INPUT MATERIAL:
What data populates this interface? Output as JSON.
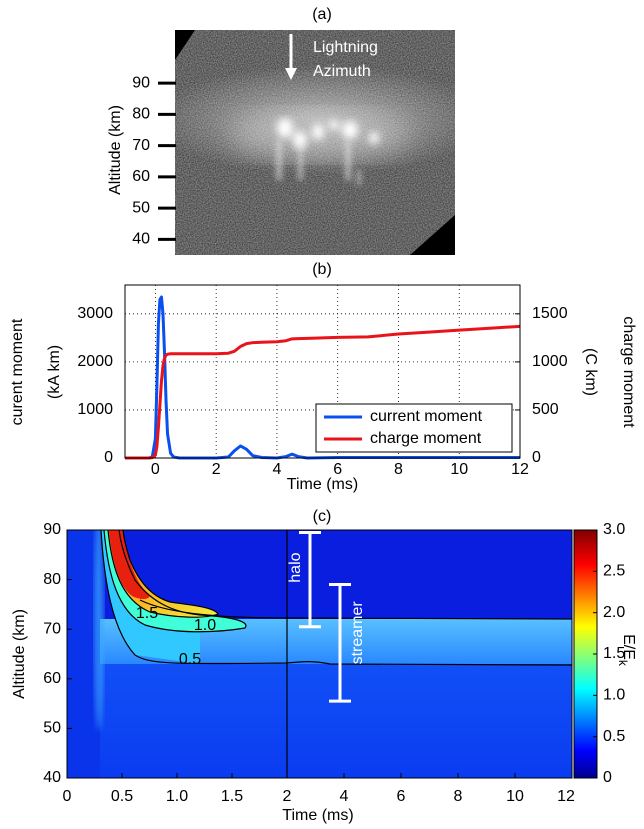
{
  "chart_data": [
    {
      "type": "image",
      "title": "(a)",
      "ylabel": "Altitude (km)",
      "ylim": [
        35,
        107
      ],
      "yticks": [
        40,
        50,
        60,
        70,
        80,
        90
      ],
      "annotation": [
        "Lightning",
        "Azimuth"
      ]
    },
    {
      "type": "line",
      "title": "(b)",
      "xlabel": "Time (ms)",
      "ylabel": [
        "curent moment",
        "(kA km)"
      ],
      "y2label": [
        "charge moment",
        "(C km)"
      ],
      "xlim": [
        -1,
        12
      ],
      "xticks": [
        0,
        2,
        4,
        6,
        8,
        10,
        12
      ],
      "ylim": [
        0,
        3600
      ],
      "yticks": [
        0,
        1000,
        2000,
        3000
      ],
      "y2lim": [
        0,
        1800
      ],
      "y2ticks": [
        0,
        500,
        1000,
        1500
      ],
      "grid": true,
      "legend": "lower right",
      "x": [
        -1,
        -0.5,
        -0.2,
        -0.1,
        0,
        0.05,
        0.1,
        0.15,
        0.2,
        0.25,
        0.3,
        0.35,
        0.4,
        0.5,
        0.6,
        0.8,
        1,
        1.5,
        2,
        2.4,
        2.6,
        2.8,
        3.0,
        3.2,
        3.5,
        4,
        4.3,
        4.5,
        4.7,
        5,
        6,
        7,
        8,
        9,
        10,
        11,
        12
      ],
      "series": [
        {
          "name": "current moment",
          "color": "#0a4ff0",
          "values": [
            0,
            0,
            0,
            30,
            400,
            1500,
            2800,
            3300,
            3350,
            3000,
            2200,
            1200,
            500,
            100,
            20,
            0,
            0,
            0,
            0,
            20,
            150,
            250,
            180,
            50,
            10,
            0,
            30,
            80,
            30,
            0,
            10,
            10,
            10,
            10,
            10,
            10,
            10
          ]
        },
        {
          "name": "charge moment",
          "color": "#e8141a",
          "axis": "y2",
          "values": [
            0,
            0,
            0,
            5,
            30,
            120,
            320,
            560,
            800,
            960,
            1040,
            1070,
            1080,
            1085,
            1085,
            1085,
            1085,
            1085,
            1085,
            1090,
            1110,
            1160,
            1190,
            1200,
            1205,
            1210,
            1220,
            1240,
            1242,
            1245,
            1255,
            1260,
            1290,
            1310,
            1330,
            1350,
            1370
          ]
        }
      ]
    },
    {
      "type": "heatmap",
      "title": "(c)",
      "xlabel": "Time (ms)",
      "ylabel": "Altitude (km)",
      "colorbar_label": "E/E",
      "colorbar_label_sub": "k",
      "ylim": [
        40,
        90
      ],
      "yticks": [
        40,
        50,
        60,
        70,
        80,
        90
      ],
      "xlim_left": [
        0,
        2
      ],
      "xticks_left": [
        0,
        0.5,
        {
          "value": 1,
          "label": "1.0"
        },
        1.5
      ],
      "xlim_right": [
        2,
        12
      ],
      "xticks_right": [
        2,
        4,
        6,
        8,
        10,
        12
      ],
      "clim": [
        0,
        3
      ],
      "cticks": [
        0,
        0.5,
        {
          "value": 1,
          "label": "1.0"
        },
        1.5,
        {
          "value": 2,
          "label": "2.0"
        },
        2.5,
        {
          "value": 3,
          "label": "3.0"
        }
      ],
      "contour_levels": [
        0.5,
        {
          "value": 1,
          "label": "1.0"
        },
        1.5
      ],
      "annotations": [
        {
          "label": "halo",
          "range": [
            70.5,
            89.5
          ]
        },
        {
          "label": "streamer",
          "range": [
            55.5,
            79
          ]
        }
      ]
    }
  ]
}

TO DO: Transcribe every record above exactly as written, leaving out any pictures.

RESPONSE TO THIS EXERCISE:
What data populates this interface? Output as JSON.
{
  "chart_data": [
    {
      "type": "image",
      "title": "(a)",
      "ylabel": "Altitude (km)",
      "ylim": [
        35,
        107
      ],
      "yticks": [
        40,
        50,
        60,
        70,
        80,
        90
      ],
      "annotation": [
        "Lightning",
        "Azimuth"
      ]
    },
    {
      "type": "line",
      "title": "(b)",
      "xlabel": "Time (ms)",
      "ylabel": [
        "curent moment",
        "(kA km)"
      ],
      "y2label": [
        "charge moment",
        "(C km)"
      ],
      "xlim": [
        -1,
        12
      ],
      "xticks": [
        0,
        2,
        4,
        6,
        8,
        10,
        12
      ],
      "ylim": [
        0,
        3600
      ],
      "yticks": [
        0,
        1000,
        2000,
        3000
      ],
      "y2lim": [
        0,
        1800
      ],
      "y2ticks": [
        0,
        500,
        1000,
        1500
      ],
      "grid": true,
      "legend": "lower right",
      "x": [
        -1,
        -0.5,
        -0.2,
        -0.1,
        0,
        0.05,
        0.1,
        0.15,
        0.2,
        0.25,
        0.3,
        0.35,
        0.4,
        0.5,
        0.6,
        0.8,
        1,
        1.5,
        2,
        2.4,
        2.6,
        2.8,
        3.0,
        3.2,
        3.5,
        4,
        4.3,
        4.5,
        4.7,
        5,
        6,
        7,
        8,
        9,
        10,
        11,
        12
      ],
      "series": [
        {
          "name": "current moment",
          "color": "#0a4ff0",
          "values": [
            0,
            0,
            0,
            30,
            400,
            1500,
            2800,
            3300,
            3350,
            3000,
            2200,
            1200,
            500,
            100,
            20,
            0,
            0,
            0,
            0,
            20,
            150,
            250,
            180,
            50,
            10,
            0,
            30,
            80,
            30,
            0,
            10,
            10,
            10,
            10,
            10,
            10,
            10
          ]
        },
        {
          "name": "charge moment",
          "color": "#e8141a",
          "axis": "y2",
          "values": [
            0,
            0,
            0,
            5,
            30,
            120,
            320,
            560,
            800,
            960,
            1040,
            1070,
            1080,
            1085,
            1085,
            1085,
            1085,
            1085,
            1085,
            1090,
            1110,
            1160,
            1190,
            1200,
            1205,
            1210,
            1220,
            1240,
            1242,
            1245,
            1255,
            1260,
            1290,
            1310,
            1330,
            1350,
            1370
          ]
        }
      ]
    },
    {
      "type": "heatmap",
      "title": "(c)",
      "xlabel": "Time (ms)",
      "ylabel": "Altitude (km)",
      "colorbar_label": "E/E",
      "colorbar_label_sub": "k",
      "ylim": [
        40,
        90
      ],
      "yticks": [
        40,
        50,
        60,
        70,
        80,
        90
      ],
      "xlim_left": [
        0,
        2
      ],
      "xticks_left": [
        0,
        0.5,
        {
          "value": 1,
          "label": "1.0"
        },
        1.5
      ],
      "xlim_right": [
        2,
        12
      ],
      "xticks_right": [
        2,
        4,
        6,
        8,
        10,
        12
      ],
      "clim": [
        0,
        3
      ],
      "cticks": [
        0,
        0.5,
        {
          "value": 1,
          "label": "1.0"
        },
        1.5,
        {
          "value": 2,
          "label": "2.0"
        },
        2.5,
        {
          "value": 3,
          "label": "3.0"
        }
      ],
      "contour_levels": [
        0.5,
        {
          "value": 1,
          "label": "1.0"
        },
        1.5
      ],
      "annotations": [
        {
          "label": "halo",
          "range": [
            70.5,
            89.5
          ]
        },
        {
          "label": "streamer",
          "range": [
            55.5,
            79
          ]
        }
      ]
    }
  ]
}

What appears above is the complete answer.